**DATASET ENTRIES:**
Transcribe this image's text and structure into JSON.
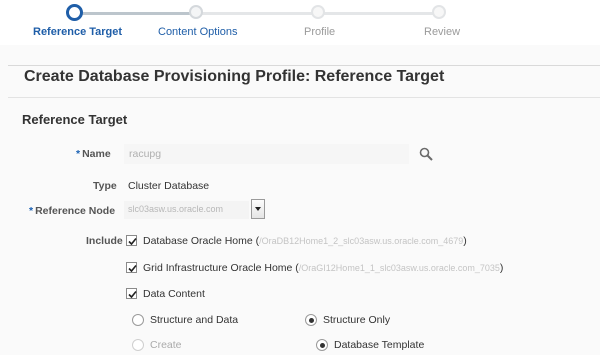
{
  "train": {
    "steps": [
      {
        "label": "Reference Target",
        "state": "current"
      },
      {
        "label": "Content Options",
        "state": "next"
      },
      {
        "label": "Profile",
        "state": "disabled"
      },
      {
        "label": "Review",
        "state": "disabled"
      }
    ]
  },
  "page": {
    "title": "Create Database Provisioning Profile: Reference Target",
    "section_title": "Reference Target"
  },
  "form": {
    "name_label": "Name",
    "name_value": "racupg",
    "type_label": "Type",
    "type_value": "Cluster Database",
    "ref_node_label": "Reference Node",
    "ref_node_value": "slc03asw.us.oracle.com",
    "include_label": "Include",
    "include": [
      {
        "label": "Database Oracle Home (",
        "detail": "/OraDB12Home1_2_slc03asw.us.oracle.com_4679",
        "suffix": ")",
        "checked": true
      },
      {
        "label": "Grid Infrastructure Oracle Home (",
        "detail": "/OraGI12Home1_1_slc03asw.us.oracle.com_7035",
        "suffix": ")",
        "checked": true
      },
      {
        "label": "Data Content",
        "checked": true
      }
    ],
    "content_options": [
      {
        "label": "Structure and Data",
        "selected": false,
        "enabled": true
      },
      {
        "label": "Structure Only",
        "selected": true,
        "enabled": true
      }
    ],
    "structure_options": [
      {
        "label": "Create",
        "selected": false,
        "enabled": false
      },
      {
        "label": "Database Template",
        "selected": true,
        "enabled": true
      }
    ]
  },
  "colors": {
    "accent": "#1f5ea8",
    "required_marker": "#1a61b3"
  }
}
---
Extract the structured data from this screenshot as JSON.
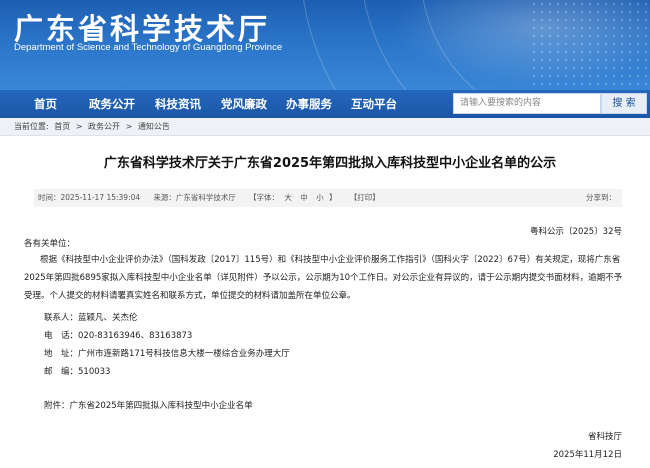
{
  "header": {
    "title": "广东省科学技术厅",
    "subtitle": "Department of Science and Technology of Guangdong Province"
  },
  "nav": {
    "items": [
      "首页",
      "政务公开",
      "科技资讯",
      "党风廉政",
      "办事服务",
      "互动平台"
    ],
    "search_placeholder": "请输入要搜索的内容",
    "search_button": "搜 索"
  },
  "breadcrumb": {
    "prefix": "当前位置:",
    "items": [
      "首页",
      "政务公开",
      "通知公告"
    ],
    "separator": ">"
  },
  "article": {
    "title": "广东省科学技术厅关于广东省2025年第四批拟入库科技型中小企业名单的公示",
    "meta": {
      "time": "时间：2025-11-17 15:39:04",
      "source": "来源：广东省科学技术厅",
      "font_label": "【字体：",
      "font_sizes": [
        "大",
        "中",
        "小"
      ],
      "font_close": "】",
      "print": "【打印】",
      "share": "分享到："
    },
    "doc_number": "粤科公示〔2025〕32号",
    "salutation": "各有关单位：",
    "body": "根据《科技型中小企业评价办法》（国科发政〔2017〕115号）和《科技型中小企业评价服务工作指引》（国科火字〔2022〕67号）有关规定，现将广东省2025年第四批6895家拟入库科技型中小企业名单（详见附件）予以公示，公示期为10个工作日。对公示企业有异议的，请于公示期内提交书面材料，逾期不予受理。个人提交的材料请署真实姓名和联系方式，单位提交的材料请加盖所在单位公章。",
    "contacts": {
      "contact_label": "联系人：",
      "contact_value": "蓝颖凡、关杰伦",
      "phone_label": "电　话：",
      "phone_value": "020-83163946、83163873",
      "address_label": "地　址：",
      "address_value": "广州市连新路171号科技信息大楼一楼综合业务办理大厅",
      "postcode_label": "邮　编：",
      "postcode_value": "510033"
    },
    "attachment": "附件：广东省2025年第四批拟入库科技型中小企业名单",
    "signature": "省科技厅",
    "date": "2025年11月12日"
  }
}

**WHAT IS BEING ASKED:**
How many of the listing's lines contain "Create"? Respond with a single number and nothing else.

**THE RESULT:**
2